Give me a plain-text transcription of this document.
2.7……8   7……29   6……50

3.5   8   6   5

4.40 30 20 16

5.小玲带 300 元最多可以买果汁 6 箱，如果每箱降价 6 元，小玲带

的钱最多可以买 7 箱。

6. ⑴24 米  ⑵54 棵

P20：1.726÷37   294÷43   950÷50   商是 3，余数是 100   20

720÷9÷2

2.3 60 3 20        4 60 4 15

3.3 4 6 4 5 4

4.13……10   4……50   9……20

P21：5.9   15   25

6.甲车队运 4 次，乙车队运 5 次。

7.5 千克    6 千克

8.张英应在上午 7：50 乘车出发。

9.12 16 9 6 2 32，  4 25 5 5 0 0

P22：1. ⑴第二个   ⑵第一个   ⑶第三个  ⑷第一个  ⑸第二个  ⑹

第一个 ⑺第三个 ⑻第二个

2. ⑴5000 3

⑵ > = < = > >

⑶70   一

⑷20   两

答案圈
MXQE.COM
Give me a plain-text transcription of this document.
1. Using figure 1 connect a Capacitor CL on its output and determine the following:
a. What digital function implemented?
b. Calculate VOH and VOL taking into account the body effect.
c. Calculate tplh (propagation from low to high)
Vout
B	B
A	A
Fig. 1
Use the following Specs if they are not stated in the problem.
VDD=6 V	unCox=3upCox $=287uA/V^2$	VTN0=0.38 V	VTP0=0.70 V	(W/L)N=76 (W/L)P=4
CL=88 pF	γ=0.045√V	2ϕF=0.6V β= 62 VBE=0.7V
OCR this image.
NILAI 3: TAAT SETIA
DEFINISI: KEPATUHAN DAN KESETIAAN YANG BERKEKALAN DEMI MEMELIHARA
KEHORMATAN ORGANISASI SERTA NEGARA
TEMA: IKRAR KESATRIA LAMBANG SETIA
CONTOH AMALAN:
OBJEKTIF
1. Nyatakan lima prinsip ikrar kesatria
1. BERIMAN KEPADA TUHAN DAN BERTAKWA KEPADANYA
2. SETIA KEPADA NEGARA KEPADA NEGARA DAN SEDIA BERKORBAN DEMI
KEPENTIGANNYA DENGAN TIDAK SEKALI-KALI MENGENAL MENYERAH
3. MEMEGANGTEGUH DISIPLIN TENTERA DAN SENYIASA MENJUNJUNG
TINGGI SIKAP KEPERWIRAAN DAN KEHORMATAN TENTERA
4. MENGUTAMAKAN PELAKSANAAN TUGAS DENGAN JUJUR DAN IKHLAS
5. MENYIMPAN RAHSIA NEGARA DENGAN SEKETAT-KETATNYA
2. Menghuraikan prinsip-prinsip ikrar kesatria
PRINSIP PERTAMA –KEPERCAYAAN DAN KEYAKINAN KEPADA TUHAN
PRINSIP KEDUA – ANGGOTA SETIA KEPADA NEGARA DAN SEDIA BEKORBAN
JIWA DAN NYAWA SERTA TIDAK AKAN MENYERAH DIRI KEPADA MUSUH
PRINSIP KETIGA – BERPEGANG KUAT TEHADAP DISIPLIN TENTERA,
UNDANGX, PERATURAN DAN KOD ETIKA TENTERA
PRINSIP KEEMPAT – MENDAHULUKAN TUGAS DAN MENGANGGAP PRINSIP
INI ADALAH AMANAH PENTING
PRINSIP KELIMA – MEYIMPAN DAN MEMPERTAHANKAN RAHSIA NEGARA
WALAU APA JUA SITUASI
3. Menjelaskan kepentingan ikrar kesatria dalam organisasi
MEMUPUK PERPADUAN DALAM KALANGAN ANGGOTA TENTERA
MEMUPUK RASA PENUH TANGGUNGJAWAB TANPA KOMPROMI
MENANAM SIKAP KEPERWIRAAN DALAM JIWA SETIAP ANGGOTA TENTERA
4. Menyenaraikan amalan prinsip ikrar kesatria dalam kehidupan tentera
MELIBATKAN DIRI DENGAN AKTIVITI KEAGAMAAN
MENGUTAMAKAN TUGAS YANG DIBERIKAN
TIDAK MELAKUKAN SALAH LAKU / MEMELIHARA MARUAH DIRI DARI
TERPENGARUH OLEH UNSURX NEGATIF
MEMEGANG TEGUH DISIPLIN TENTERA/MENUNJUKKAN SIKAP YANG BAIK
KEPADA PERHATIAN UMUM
—————
TO DO
Can you give every line above again, exactly as written?

RESPONSE
Give me a plain-text transcription of this document.
2.7……8   7……29   6……50

3.5   8   6   5

4.40 30 20 16

5.小玲带 300 元最多可以买果汁 6 箱，如果每箱降价 6 元，小玲带

的钱最多可以买 7 箱。

6. ⑴24 米  ⑵54 棵

P20：1.726÷37   294÷43   950÷50   商是 3，余数是 100   20

720÷9÷2

2.3 60 3 20        4 60 4 15

3.3 4 6 4 5 4

4.13……10   4……50   9……20

P21：5.9   15   25

6.甲车队运 4 次，乙车队运 5 次。

7.5 千克    6 千克

8.张英应在上午 7：50 乘车出发。

9.12 16 9 6 2 32，  4 25 5 5 0 0

P22：1. ⑴第二个   ⑵第一个   ⑶第三个  ⑷第一个  ⑸第二个  ⑹

第一个 ⑺第三个 ⑻第二个

2. ⑴5000 3

⑵ > = < = > >

⑶70   一

⑷20   两

答案圈
MXQE.COM
Give me a plain-text transcription of this document.
1. Using figure 1 connect a Capacitor CL on its output and determine the following:
a. What digital function implemented?
b. Calculate VOH and VOL taking into account the body effect.
c. Calculate tplh (propagation from low to high)
Vout
B	B
A	A
Fig. 1
Use the following Specs if they are not stated in the problem.
VDD=6 V	unCox=3upCox $=287uA/V^2$	VTN0=0.38 V	VTP0=0.70 V	(W/L)N=76 (W/L)P=4
CL=88 pF	γ=0.045√V	2ϕF=0.6V β= 62 VBE=0.7V
OCR this image.
NILAI 3: TAAT SETIA
DEFINISI: KEPATUHAN DAN KESETIAAN YANG BERKEKALAN DEMI MEMELIHARA
KEHORMATAN ORGANISASI SERTA NEGARA
TEMA: IKRAR KESATRIA LAMBANG SETIA
CONTOH AMALAN:
OBJEKTIF
1. Nyatakan lima prinsip ikrar kesatria
1. BERIMAN KEPADA TUHAN DAN BERTAKWA KEPADANYA
2. SETIA KEPADA NEGARA KEPADA NEGARA DAN SEDIA BERKORBAN DEMI
KEPENTIGANNYA DENGAN TIDAK SEKALI-KALI MENGENAL MENYERAH
3. MEMEGANGTEGUH DISIPLIN TENTERA DAN SENYIASA MENJUNJUNG
TINGGI SIKAP KEPERWIRAAN DAN KEHORMATAN TENTERA
4. MENGUTAMAKAN PELAKSANAAN TUGAS DENGAN JUJUR DAN IKHLAS
5. MENYIMPAN RAHSIA NEGARA DENGAN SEKETAT-KETATNYA
2. Menghuraikan prinsip-prinsip ikrar kesatria
PRINSIP PERTAMA –KEPERCAYAAN DAN KEYAKINAN KEPADA TUHAN
PRINSIP KEDUA – ANGGOTA SETIA KEPADA NEGARA DAN SEDIA BEKORBAN
JIWA DAN NYAWA SERTA TIDAK AKAN MENYERAH DIRI KEPADA MUSUH
PRINSIP KETIGA – BERPEGANG KUAT TEHADAP DISIPLIN TENTERA,
UNDANGX, PERATURAN DAN KOD ETIKA TENTERA
PRINSIP KEEMPAT – MENDAHULUKAN TUGAS DAN MENGANGGAP PRINSIP
INI ADALAH AMANAH PENTING
PRINSIP KELIMA – MEYIMPAN DAN MEMPERTAHANKAN RAHSIA NEGARA
WALAU APA JUA SITUASI
3. Menjelaskan kepentingan ikrar kesatria dalam organisasi
MEMUPUK PERPADUAN DALAM KALANGAN ANGGOTA TENTERA
MEMUPUK RASA PENUH TANGGUNGJAWAB TANPA KOMPROMI
MENANAM SIKAP KEPERWIRAAN DALAM JIWA SETIAP ANGGOTA TENTERA
4. Menyenaraikan amalan prinsip ikrar kesatria dalam kehidupan tentera
MELIBATKAN DIRI DENGAN AKTIVITI KEAGAMAAN
MENGUTAMAKAN TUGAS YANG DIBERIKAN
TIDAK MELAKUKAN SALAH LAKU / MEMELIHARA MARUAH DIRI DARI
TERPENGARUH OLEH UNSURX NEGATIF
MEMEGANG TEGUH DISIPLIN TENTERA/MENUNJUKKAN SIKAP YANG BAIK
KEPADA PERHATIAN UMUM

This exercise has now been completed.